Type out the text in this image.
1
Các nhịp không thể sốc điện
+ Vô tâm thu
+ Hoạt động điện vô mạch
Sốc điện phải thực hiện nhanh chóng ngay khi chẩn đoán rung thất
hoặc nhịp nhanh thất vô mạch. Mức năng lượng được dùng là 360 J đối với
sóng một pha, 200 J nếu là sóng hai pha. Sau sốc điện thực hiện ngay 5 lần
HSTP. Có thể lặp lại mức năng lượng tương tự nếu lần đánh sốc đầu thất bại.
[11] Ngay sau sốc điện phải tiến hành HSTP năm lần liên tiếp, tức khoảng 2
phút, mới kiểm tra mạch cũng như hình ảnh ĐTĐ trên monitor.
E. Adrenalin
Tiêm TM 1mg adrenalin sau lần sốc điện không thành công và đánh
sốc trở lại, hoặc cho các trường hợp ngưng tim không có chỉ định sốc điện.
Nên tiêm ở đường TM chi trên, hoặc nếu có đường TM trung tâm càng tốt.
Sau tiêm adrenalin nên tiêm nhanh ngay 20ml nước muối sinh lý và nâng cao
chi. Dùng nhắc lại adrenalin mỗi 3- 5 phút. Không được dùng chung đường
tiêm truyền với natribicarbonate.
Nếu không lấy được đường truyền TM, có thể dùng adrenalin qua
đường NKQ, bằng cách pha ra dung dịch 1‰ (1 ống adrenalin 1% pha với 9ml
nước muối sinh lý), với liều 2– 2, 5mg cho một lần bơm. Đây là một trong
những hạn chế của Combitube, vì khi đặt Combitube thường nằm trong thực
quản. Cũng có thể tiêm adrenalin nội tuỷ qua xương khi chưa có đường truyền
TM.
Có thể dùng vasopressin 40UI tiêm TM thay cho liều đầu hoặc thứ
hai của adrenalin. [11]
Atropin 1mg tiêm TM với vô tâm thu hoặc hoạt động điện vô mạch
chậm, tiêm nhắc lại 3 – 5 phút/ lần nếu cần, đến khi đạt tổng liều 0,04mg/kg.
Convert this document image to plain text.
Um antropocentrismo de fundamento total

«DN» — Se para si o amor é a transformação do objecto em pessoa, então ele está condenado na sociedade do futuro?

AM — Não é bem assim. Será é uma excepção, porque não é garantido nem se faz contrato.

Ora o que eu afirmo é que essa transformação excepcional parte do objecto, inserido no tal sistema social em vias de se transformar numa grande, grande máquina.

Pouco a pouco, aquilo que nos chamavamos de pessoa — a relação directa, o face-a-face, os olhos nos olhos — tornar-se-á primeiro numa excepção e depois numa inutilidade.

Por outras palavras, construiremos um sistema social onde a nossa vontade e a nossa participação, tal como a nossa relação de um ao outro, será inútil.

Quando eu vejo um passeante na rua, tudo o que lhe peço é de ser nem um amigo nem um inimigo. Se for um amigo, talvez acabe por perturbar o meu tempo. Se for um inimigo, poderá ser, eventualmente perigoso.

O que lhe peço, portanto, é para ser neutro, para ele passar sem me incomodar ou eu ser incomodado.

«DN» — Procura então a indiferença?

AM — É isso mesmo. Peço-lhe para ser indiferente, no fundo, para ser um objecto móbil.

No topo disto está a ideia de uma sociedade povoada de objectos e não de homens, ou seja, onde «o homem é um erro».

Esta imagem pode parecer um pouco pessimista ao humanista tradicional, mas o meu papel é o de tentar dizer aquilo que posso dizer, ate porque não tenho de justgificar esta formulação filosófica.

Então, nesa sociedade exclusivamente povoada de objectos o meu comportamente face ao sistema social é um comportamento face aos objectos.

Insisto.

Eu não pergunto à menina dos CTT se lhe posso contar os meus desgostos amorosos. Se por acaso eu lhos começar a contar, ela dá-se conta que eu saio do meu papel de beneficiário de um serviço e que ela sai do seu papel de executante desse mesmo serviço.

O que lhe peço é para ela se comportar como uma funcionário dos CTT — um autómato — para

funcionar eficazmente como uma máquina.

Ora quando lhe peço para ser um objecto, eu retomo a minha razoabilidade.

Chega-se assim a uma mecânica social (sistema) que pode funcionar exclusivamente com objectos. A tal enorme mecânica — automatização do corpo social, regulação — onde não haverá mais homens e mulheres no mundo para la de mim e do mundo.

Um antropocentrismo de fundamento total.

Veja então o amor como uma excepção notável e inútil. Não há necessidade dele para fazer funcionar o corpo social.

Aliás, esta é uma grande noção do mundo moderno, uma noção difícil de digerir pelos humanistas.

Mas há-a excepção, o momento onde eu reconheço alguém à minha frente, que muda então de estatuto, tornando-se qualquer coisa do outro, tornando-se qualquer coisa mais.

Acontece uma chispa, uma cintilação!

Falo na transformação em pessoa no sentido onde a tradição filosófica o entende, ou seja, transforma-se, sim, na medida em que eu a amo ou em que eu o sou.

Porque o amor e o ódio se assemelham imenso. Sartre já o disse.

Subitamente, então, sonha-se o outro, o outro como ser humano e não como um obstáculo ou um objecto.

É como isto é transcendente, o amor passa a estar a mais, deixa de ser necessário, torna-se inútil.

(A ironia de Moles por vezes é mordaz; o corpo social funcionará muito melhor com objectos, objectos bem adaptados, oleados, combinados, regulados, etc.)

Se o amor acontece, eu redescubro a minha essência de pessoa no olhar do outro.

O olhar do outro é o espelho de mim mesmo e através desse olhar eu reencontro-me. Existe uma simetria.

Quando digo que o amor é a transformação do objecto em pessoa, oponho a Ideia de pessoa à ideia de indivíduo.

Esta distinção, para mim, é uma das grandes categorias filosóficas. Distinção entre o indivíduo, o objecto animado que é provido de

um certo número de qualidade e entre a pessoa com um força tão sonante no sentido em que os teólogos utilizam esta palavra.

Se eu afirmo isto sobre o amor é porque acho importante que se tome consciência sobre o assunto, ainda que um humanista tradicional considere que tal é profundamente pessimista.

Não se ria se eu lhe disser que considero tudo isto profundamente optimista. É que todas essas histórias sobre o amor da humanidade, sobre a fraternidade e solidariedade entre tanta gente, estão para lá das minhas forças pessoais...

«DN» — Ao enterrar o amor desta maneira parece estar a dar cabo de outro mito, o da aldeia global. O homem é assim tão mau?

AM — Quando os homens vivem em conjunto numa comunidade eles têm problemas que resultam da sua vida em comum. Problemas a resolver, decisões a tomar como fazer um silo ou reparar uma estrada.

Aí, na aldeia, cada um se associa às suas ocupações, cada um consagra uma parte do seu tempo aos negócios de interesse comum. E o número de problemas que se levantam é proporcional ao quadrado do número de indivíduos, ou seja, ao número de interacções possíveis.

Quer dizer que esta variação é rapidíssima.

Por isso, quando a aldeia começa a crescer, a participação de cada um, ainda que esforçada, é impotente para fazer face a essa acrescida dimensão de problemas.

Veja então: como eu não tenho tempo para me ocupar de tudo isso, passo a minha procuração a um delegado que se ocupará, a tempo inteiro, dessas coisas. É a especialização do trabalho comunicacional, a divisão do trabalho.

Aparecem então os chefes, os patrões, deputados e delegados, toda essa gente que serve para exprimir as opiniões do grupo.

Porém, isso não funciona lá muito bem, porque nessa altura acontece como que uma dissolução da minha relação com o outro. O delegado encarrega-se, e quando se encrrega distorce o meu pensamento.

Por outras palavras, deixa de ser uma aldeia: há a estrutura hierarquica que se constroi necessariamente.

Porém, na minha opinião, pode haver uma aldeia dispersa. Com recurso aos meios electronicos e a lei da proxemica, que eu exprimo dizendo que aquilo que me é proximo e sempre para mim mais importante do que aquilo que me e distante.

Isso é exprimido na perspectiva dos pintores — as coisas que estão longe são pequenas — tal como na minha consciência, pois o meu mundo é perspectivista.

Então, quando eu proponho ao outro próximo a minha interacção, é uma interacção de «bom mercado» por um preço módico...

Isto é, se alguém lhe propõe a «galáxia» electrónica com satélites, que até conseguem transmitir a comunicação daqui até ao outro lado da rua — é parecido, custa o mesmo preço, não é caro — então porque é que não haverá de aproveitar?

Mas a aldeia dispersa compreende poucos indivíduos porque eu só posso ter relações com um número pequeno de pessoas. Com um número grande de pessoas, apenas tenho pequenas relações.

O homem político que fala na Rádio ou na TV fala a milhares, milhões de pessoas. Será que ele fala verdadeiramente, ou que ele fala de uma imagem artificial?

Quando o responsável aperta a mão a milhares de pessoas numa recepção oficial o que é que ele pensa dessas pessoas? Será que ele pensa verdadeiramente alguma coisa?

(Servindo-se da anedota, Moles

→ **Challenge**: The answer is the number of lines in the preceding material that hold "alguém"; write that number and nothing else.

→ **The output**: 2